Lines containing the word "Campeón" are to be located and copied.

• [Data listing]
◆ ◆ ◆ ◆ ◆ ◆ ◆
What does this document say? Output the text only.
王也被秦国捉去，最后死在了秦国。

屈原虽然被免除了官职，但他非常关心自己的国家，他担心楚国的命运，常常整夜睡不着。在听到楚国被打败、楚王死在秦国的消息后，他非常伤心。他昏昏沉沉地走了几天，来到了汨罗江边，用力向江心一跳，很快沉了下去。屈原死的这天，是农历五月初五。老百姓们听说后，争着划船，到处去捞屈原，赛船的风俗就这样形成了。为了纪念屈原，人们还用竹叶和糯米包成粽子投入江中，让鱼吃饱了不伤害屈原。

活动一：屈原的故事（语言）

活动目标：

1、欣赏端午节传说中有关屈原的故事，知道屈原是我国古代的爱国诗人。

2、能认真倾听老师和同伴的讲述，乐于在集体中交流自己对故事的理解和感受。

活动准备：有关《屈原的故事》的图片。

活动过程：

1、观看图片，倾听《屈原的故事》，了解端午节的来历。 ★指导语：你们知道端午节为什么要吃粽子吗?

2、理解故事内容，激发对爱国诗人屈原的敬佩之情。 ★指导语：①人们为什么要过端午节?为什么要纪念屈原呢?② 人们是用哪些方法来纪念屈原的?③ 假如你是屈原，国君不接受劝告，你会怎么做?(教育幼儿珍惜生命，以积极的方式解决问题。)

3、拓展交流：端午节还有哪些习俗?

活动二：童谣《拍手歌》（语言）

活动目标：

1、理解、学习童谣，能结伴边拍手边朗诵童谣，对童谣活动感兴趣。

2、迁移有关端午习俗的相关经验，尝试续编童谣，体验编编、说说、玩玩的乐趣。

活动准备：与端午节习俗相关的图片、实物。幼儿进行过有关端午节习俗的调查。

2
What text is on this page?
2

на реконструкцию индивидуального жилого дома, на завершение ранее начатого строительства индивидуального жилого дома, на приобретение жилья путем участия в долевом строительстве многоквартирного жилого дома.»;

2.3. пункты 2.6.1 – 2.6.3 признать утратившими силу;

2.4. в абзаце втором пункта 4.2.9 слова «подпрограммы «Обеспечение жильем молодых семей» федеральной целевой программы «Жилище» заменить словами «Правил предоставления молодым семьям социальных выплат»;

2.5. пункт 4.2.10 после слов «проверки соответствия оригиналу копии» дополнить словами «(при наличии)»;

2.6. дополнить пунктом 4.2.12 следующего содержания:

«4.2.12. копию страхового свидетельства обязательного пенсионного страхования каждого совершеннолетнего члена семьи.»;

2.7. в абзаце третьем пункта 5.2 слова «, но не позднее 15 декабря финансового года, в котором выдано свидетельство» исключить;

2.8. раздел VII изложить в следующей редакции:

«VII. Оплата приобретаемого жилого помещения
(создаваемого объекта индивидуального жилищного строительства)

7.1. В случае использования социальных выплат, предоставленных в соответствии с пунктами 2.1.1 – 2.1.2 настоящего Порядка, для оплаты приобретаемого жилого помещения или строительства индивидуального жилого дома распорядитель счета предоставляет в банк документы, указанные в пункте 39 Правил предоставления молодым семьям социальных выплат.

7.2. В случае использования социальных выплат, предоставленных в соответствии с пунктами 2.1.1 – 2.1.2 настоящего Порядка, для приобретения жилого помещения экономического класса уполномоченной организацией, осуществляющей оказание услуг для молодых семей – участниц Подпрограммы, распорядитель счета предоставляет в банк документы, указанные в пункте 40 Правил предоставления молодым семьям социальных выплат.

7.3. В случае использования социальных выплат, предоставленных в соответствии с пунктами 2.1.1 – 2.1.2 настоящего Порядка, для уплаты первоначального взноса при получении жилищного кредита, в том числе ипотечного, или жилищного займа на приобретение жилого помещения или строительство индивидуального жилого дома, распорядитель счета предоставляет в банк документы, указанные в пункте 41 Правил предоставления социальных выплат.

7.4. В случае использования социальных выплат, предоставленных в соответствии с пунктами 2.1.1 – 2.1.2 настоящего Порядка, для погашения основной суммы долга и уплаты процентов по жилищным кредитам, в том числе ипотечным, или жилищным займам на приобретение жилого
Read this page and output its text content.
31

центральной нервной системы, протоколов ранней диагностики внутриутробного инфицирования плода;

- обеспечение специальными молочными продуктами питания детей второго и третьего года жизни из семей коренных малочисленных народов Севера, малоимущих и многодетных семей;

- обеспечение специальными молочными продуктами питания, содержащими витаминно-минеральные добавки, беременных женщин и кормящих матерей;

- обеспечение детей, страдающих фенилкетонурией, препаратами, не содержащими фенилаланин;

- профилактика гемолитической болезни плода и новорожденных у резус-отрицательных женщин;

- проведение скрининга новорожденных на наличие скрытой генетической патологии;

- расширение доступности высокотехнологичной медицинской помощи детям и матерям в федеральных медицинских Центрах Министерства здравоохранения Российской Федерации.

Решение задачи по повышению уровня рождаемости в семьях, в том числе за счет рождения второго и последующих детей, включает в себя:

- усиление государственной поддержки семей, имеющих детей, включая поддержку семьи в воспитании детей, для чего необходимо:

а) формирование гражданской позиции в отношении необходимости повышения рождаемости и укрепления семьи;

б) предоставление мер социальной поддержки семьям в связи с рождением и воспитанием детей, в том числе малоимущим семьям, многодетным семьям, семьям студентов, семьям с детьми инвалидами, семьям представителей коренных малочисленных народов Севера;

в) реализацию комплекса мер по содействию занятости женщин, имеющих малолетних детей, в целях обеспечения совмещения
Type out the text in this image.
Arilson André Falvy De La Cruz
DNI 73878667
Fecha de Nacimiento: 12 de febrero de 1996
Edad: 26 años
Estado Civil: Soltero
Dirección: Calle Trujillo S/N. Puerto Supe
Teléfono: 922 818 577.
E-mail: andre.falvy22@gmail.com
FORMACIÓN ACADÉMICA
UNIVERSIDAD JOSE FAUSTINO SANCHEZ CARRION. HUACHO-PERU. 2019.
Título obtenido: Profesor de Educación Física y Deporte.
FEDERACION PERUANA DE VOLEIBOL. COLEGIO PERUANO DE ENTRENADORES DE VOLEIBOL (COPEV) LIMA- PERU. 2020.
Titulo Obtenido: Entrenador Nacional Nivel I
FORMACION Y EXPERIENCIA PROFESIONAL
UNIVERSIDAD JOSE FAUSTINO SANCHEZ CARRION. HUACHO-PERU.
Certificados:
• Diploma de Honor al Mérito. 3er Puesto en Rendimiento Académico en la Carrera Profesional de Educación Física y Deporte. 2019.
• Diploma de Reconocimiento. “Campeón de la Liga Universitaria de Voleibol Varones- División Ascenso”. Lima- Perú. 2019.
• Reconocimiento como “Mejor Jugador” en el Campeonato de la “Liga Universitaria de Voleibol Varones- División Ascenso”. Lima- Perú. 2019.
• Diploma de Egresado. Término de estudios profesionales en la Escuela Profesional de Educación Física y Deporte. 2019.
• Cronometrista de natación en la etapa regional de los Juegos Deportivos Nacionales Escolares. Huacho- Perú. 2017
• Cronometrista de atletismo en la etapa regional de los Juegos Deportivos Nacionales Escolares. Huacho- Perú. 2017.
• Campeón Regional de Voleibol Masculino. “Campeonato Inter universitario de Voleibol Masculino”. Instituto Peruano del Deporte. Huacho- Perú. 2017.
◆ ◆ ◆ ◆ ◆ ◆ ◆
• [COMPLETE ANSWER]
• Diploma de Reconocimiento. “Campeón de la Liga Universitaria de Voleibol Varones- División Ascenso”. Lima- Perú. 2019.
• Campeón Regional de Voleibol Masculino. “Campeonato Inter universitario de Voleibol Masculino”. Instituto Peruano del Deporte. Huacho- Perú. 2017.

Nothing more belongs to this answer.